- _WHAT YOU HAVE TO DO_:
Please write out the complete listing that follows, exactly as it reads.

● ● ● ● ● ● ●

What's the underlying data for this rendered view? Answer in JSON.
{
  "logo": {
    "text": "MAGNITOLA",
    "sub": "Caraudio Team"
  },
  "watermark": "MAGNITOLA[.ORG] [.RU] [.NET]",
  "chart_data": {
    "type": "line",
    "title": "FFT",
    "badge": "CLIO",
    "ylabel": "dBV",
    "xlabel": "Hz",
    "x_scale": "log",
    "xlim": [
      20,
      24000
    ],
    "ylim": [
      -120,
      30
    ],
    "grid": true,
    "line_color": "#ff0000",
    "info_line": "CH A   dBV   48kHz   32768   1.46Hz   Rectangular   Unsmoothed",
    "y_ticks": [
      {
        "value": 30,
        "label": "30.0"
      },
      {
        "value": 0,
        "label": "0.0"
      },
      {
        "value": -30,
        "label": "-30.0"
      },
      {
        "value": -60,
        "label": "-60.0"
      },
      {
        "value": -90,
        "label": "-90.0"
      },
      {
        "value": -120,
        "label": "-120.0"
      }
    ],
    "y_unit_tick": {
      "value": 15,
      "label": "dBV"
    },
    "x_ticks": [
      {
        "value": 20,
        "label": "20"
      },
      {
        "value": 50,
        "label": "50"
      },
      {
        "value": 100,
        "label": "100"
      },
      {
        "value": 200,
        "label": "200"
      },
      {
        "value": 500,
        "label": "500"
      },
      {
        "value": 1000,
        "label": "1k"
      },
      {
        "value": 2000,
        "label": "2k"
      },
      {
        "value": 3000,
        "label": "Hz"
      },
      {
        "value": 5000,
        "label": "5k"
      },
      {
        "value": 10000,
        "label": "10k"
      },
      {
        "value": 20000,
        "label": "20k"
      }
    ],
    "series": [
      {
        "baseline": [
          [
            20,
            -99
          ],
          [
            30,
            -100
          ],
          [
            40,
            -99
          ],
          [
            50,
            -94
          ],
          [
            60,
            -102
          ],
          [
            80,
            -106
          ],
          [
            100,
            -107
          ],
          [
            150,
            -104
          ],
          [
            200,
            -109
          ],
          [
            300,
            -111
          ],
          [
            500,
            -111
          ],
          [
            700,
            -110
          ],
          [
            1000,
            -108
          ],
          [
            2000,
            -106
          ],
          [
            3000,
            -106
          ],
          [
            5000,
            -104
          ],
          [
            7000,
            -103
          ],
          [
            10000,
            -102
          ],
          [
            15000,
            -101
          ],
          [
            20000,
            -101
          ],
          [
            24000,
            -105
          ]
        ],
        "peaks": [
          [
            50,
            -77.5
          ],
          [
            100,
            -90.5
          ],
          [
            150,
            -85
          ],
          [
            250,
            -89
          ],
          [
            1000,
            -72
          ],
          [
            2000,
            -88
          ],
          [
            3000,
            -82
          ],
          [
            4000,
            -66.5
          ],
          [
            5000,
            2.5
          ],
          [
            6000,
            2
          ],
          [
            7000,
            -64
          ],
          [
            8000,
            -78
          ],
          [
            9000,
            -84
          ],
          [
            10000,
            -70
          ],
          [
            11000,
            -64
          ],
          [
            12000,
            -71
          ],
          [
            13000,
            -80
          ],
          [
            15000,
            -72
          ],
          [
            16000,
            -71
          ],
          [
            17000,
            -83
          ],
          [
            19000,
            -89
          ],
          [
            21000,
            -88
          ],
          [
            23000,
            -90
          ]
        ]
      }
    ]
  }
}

● ● ● ● ● ● ●

- _THE RESPONSE_:
What's the underlying data for this rendered view? Answer in JSON.
{
  "logo": {
    "text": "MAGNITOLA",
    "sub": "Caraudio Team"
  },
  "watermark": "MAGNITOLA[.ORG] [.RU] [.NET]",
  "chart_data": {
    "type": "line",
    "title": "FFT",
    "badge": "CLIO",
    "ylabel": "dBV",
    "xlabel": "Hz",
    "x_scale": "log",
    "xlim": [
      20,
      24000
    ],
    "ylim": [
      -120,
      30
    ],
    "grid": true,
    "line_color": "#ff0000",
    "info_line": "CH A   dBV   48kHz   32768   1.46Hz   Rectangular   Unsmoothed",
    "y_ticks": [
      {
        "value": 30,
        "label": "30.0"
      },
      {
        "value": 0,
        "label": "0.0"
      },
      {
        "value": -30,
        "label": "-30.0"
      },
      {
        "value": -60,
        "label": "-60.0"
      },
      {
        "value": -90,
        "label": "-90.0"
      },
      {
        "value": -120,
        "label": "-120.0"
      }
    ],
    "y_unit_tick": {
      "value": 15,
      "label": "dBV"
    },
    "x_ticks": [
      {
        "value": 20,
        "label": "20"
      },
      {
        "value": 50,
        "label": "50"
      },
      {
        "value": 100,
        "label": "100"
      },
      {
        "value": 200,
        "label": "200"
      },
      {
        "value": 500,
        "label": "500"
      },
      {
        "value": 1000,
        "label": "1k"
      },
      {
        "value": 2000,
        "label": "2k"
      },
      {
        "value": 3000,
        "label": "Hz"
      },
      {
        "value": 5000,
        "label": "5k"
      },
      {
        "value": 10000,
        "label": "10k"
      },
      {
        "value": 20000,
        "label": "20k"
      }
    ],
    "series": [
      {
        "baseline": [
          [
            20,
            -99
          ],
          [
            30,
            -100
          ],
          [
            40,
            -99
          ],
          [
            50,
            -94
          ],
          [
            60,
            -102
          ],
          [
            80,
            -106
          ],
          [
            100,
            -107
          ],
          [
            150,
            -104
          ],
          [
            200,
            -109
          ],
          [
            300,
            -111
          ],
          [
            500,
            -111
          ],
          [
            700,
            -110
          ],
          [
            1000,
            -108
          ],
          [
            2000,
            -106
          ],
          [
            3000,
            -106
          ],
          [
            5000,
            -104
          ],
          [
            7000,
            -103
          ],
          [
            10000,
            -102
          ],
          [
            15000,
            -101
          ],
          [
            20000,
            -101
          ],
          [
            24000,
            -105
          ]
        ],
        "peaks": [
          [
            50,
            -77.5
          ],
          [
            100,
            -90.5
          ],
          [
            150,
            -85
          ],
          [
            250,
            -89
          ],
          [
            1000,
            -72
          ],
          [
            2000,
            -88
          ],
          [
            3000,
            -82
          ],
          [
            4000,
            -66.5
          ],
          [
            5000,
            2.5
          ],
          [
            6000,
            2
          ],
          [
            7000,
            -64
          ],
          [
            8000,
            -78
          ],
          [
            9000,
            -84
          ],
          [
            10000,
            -70
          ],
          [
            11000,
            -64
          ],
          [
            12000,
            -71
          ],
          [
            13000,
            -80
          ],
          [
            15000,
            -72
          ],
          [
            16000,
            -71
          ],
          [
            17000,
            -83
          ],
          [
            19000,
            -89
          ],
          [
            21000,
            -88
          ],
          [
            23000,
            -90
          ]
        ]
      }
    ]
  }
}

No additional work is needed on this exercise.